◆ Required work:
Quote, verbatim, all material below, without pictures.
________________________________________
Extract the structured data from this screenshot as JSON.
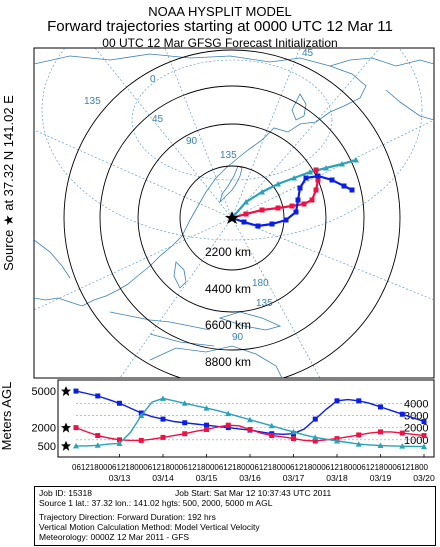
{
  "header": {
    "line1": "NOAA HYSPLIT MODEL",
    "line2": "Forward trajectories starting at 0000 UTC 12 Mar 11",
    "line3": "00 UTC 12 Mar    GFSG  Forecast Initialization"
  },
  "source_label": "Source ★ at   37.32 N  141.02 E",
  "map": {
    "range_rings_km": [
      "2200 km",
      "4400 km",
      "6600 km",
      "8800 km"
    ],
    "graticule_labels": [
      "45",
      "0",
      "45",
      "135",
      "90",
      "135",
      "180",
      "135",
      "90"
    ]
  },
  "colors": {
    "red": "#ee1144",
    "blue": "#0a1ee6",
    "teal": "#2aa3b8"
  },
  "chart_data": {
    "type": "line",
    "ylabel": "Meters AGL",
    "left_ticks": [
      "5000",
      "2000",
      "500"
    ],
    "right_ticks": [
      "4000",
      "3000",
      "2000",
      "1000"
    ],
    "ylim": [
      0,
      5500
    ],
    "x_hours": [
      0,
      192
    ],
    "x_tick_top": "06121800061218000612180006121800061218000612180006121800061218000612180006121800",
    "date_labels": [
      "03/13",
      "03/14",
      "03/15",
      "03/16",
      "03/17",
      "03/18",
      "03/19",
      "03/20"
    ],
    "series": [
      {
        "color": "blue",
        "marker": "square",
        "start_m": 5000,
        "points": [
          [
            0,
            5000
          ],
          [
            6,
            4800
          ],
          [
            12,
            4600
          ],
          [
            18,
            4300
          ],
          [
            24,
            4000
          ],
          [
            30,
            3600
          ],
          [
            36,
            3200
          ],
          [
            42,
            2900
          ],
          [
            48,
            2700
          ],
          [
            54,
            2500
          ],
          [
            60,
            2400
          ],
          [
            66,
            2300
          ],
          [
            72,
            2200
          ],
          [
            78,
            2100
          ],
          [
            84,
            2000
          ],
          [
            90,
            1900
          ],
          [
            96,
            1800
          ],
          [
            102,
            1650
          ],
          [
            108,
            1500
          ],
          [
            114,
            1450
          ],
          [
            120,
            1500
          ],
          [
            126,
            1900
          ],
          [
            132,
            2700
          ],
          [
            138,
            3500
          ],
          [
            144,
            4200
          ],
          [
            150,
            4300
          ],
          [
            156,
            4200
          ],
          [
            162,
            4000
          ],
          [
            168,
            3700
          ],
          [
            174,
            3400
          ],
          [
            180,
            3100
          ],
          [
            186,
            2800
          ],
          [
            192,
            2500
          ]
        ]
      },
      {
        "color": "red",
        "marker": "square",
        "start_m": 2000,
        "points": [
          [
            0,
            2000
          ],
          [
            6,
            1650
          ],
          [
            12,
            1350
          ],
          [
            18,
            1150
          ],
          [
            24,
            1000
          ],
          [
            30,
            950
          ],
          [
            36,
            950
          ],
          [
            42,
            1050
          ],
          [
            48,
            1200
          ],
          [
            54,
            1350
          ],
          [
            60,
            1500
          ],
          [
            66,
            1700
          ],
          [
            72,
            1850
          ],
          [
            78,
            2050
          ],
          [
            84,
            2200
          ],
          [
            90,
            2150
          ],
          [
            96,
            1850
          ],
          [
            102,
            1550
          ],
          [
            108,
            1350
          ],
          [
            114,
            1250
          ],
          [
            120,
            1100
          ],
          [
            126,
            950
          ],
          [
            132,
            900
          ],
          [
            138,
            1000
          ],
          [
            144,
            1100
          ],
          [
            150,
            1250
          ],
          [
            156,
            1400
          ],
          [
            162,
            1550
          ],
          [
            168,
            1650
          ],
          [
            174,
            1650
          ],
          [
            180,
            1550
          ],
          [
            186,
            1450
          ],
          [
            192,
            1350
          ]
        ]
      },
      {
        "color": "teal",
        "marker": "triangle",
        "start_m": 500,
        "points": [
          [
            0,
            500
          ],
          [
            6,
            500
          ],
          [
            12,
            550
          ],
          [
            18,
            650
          ],
          [
            24,
            700
          ],
          [
            30,
            1600
          ],
          [
            36,
            3000
          ],
          [
            42,
            4100
          ],
          [
            48,
            4400
          ],
          [
            54,
            4200
          ],
          [
            60,
            4000
          ],
          [
            66,
            3800
          ],
          [
            72,
            3600
          ],
          [
            78,
            3400
          ],
          [
            84,
            3150
          ],
          [
            90,
            2900
          ],
          [
            96,
            2650
          ],
          [
            102,
            2400
          ],
          [
            108,
            2150
          ],
          [
            114,
            1900
          ],
          [
            120,
            1650
          ],
          [
            126,
            1400
          ],
          [
            132,
            1200
          ],
          [
            138,
            1050
          ],
          [
            144,
            900
          ],
          [
            150,
            780
          ],
          [
            156,
            650
          ],
          [
            162,
            580
          ],
          [
            168,
            530
          ],
          [
            174,
            500
          ],
          [
            180,
            480
          ],
          [
            186,
            460
          ],
          [
            192,
            440
          ]
        ]
      }
    ]
  },
  "info": {
    "job_id": "Job ID: 15318",
    "job_start": "Job Start: Sat Mar 12 10:37:43 UTC 2011",
    "source": "Source 1 lat.: 37.32  lon.: 141.02  hgts: 500, 2000, 5000 m AGL",
    "direction": "Trajectory Direction: Forward       Duration: 192 hrs",
    "vertical": "Vertical Motion Calculation Method:      Model Vertical Velocity",
    "meteorology": "Meteorology: 0000Z 12 Mar 2011 - GFS"
  }
}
________________________________________
◆ Written answer:
Extract the structured data from this screenshot as JSON.
{
  "header": {
    "line1": "NOAA HYSPLIT MODEL",
    "line2": "Forward trajectories starting at 0000 UTC 12 Mar 11",
    "line3": "00 UTC 12 Mar    GFSG  Forecast Initialization"
  },
  "source_label": "Source ★ at   37.32 N  141.02 E",
  "map": {
    "range_rings_km": [
      "2200 km",
      "4400 km",
      "6600 km",
      "8800 km"
    ],
    "graticule_labels": [
      "45",
      "0",
      "45",
      "135",
      "90",
      "135",
      "180",
      "135",
      "90"
    ]
  },
  "colors": {
    "red": "#ee1144",
    "blue": "#0a1ee6",
    "teal": "#2aa3b8"
  },
  "chart_data": {
    "type": "line",
    "ylabel": "Meters AGL",
    "left_ticks": [
      "5000",
      "2000",
      "500"
    ],
    "right_ticks": [
      "4000",
      "3000",
      "2000",
      "1000"
    ],
    "ylim": [
      0,
      5500
    ],
    "x_hours": [
      0,
      192
    ],
    "x_tick_top": "06121800061218000612180006121800061218000612180006121800061218000612180006121800",
    "date_labels": [
      "03/13",
      "03/14",
      "03/15",
      "03/16",
      "03/17",
      "03/18",
      "03/19",
      "03/20"
    ],
    "series": [
      {
        "color": "blue",
        "marker": "square",
        "start_m": 5000,
        "points": [
          [
            0,
            5000
          ],
          [
            6,
            4800
          ],
          [
            12,
            4600
          ],
          [
            18,
            4300
          ],
          [
            24,
            4000
          ],
          [
            30,
            3600
          ],
          [
            36,
            3200
          ],
          [
            42,
            2900
          ],
          [
            48,
            2700
          ],
          [
            54,
            2500
          ],
          [
            60,
            2400
          ],
          [
            66,
            2300
          ],
          [
            72,
            2200
          ],
          [
            78,
            2100
          ],
          [
            84,
            2000
          ],
          [
            90,
            1900
          ],
          [
            96,
            1800
          ],
          [
            102,
            1650
          ],
          [
            108,
            1500
          ],
          [
            114,
            1450
          ],
          [
            120,
            1500
          ],
          [
            126,
            1900
          ],
          [
            132,
            2700
          ],
          [
            138,
            3500
          ],
          [
            144,
            4200
          ],
          [
            150,
            4300
          ],
          [
            156,
            4200
          ],
          [
            162,
            4000
          ],
          [
            168,
            3700
          ],
          [
            174,
            3400
          ],
          [
            180,
            3100
          ],
          [
            186,
            2800
          ],
          [
            192,
            2500
          ]
        ]
      },
      {
        "color": "red",
        "marker": "square",
        "start_m": 2000,
        "points": [
          [
            0,
            2000
          ],
          [
            6,
            1650
          ],
          [
            12,
            1350
          ],
          [
            18,
            1150
          ],
          [
            24,
            1000
          ],
          [
            30,
            950
          ],
          [
            36,
            950
          ],
          [
            42,
            1050
          ],
          [
            48,
            1200
          ],
          [
            54,
            1350
          ],
          [
            60,
            1500
          ],
          [
            66,
            1700
          ],
          [
            72,
            1850
          ],
          [
            78,
            2050
          ],
          [
            84,
            2200
          ],
          [
            90,
            2150
          ],
          [
            96,
            1850
          ],
          [
            102,
            1550
          ],
          [
            108,
            1350
          ],
          [
            114,
            1250
          ],
          [
            120,
            1100
          ],
          [
            126,
            950
          ],
          [
            132,
            900
          ],
          [
            138,
            1000
          ],
          [
            144,
            1100
          ],
          [
            150,
            1250
          ],
          [
            156,
            1400
          ],
          [
            162,
            1550
          ],
          [
            168,
            1650
          ],
          [
            174,
            1650
          ],
          [
            180,
            1550
          ],
          [
            186,
            1450
          ],
          [
            192,
            1350
          ]
        ]
      },
      {
        "color": "teal",
        "marker": "triangle",
        "start_m": 500,
        "points": [
          [
            0,
            500
          ],
          [
            6,
            500
          ],
          [
            12,
            550
          ],
          [
            18,
            650
          ],
          [
            24,
            700
          ],
          [
            30,
            1600
          ],
          [
            36,
            3000
          ],
          [
            42,
            4100
          ],
          [
            48,
            4400
          ],
          [
            54,
            4200
          ],
          [
            60,
            4000
          ],
          [
            66,
            3800
          ],
          [
            72,
            3600
          ],
          [
            78,
            3400
          ],
          [
            84,
            3150
          ],
          [
            90,
            2900
          ],
          [
            96,
            2650
          ],
          [
            102,
            2400
          ],
          [
            108,
            2150
          ],
          [
            114,
            1900
          ],
          [
            120,
            1650
          ],
          [
            126,
            1400
          ],
          [
            132,
            1200
          ],
          [
            138,
            1050
          ],
          [
            144,
            900
          ],
          [
            150,
            780
          ],
          [
            156,
            650
          ],
          [
            162,
            580
          ],
          [
            168,
            530
          ],
          [
            174,
            500
          ],
          [
            180,
            480
          ],
          [
            186,
            460
          ],
          [
            192,
            440
          ]
        ]
      }
    ]
  },
  "info": {
    "job_id": "Job ID: 15318",
    "job_start": "Job Start: Sat Mar 12 10:37:43 UTC 2011",
    "source": "Source 1 lat.: 37.32  lon.: 141.02  hgts: 500, 2000, 5000 m AGL",
    "direction": "Trajectory Direction: Forward       Duration: 192 hrs",
    "vertical": "Vertical Motion Calculation Method:      Model Vertical Velocity",
    "meteorology": "Meteorology: 0000Z 12 Mar 2011 - GFS"
  }
}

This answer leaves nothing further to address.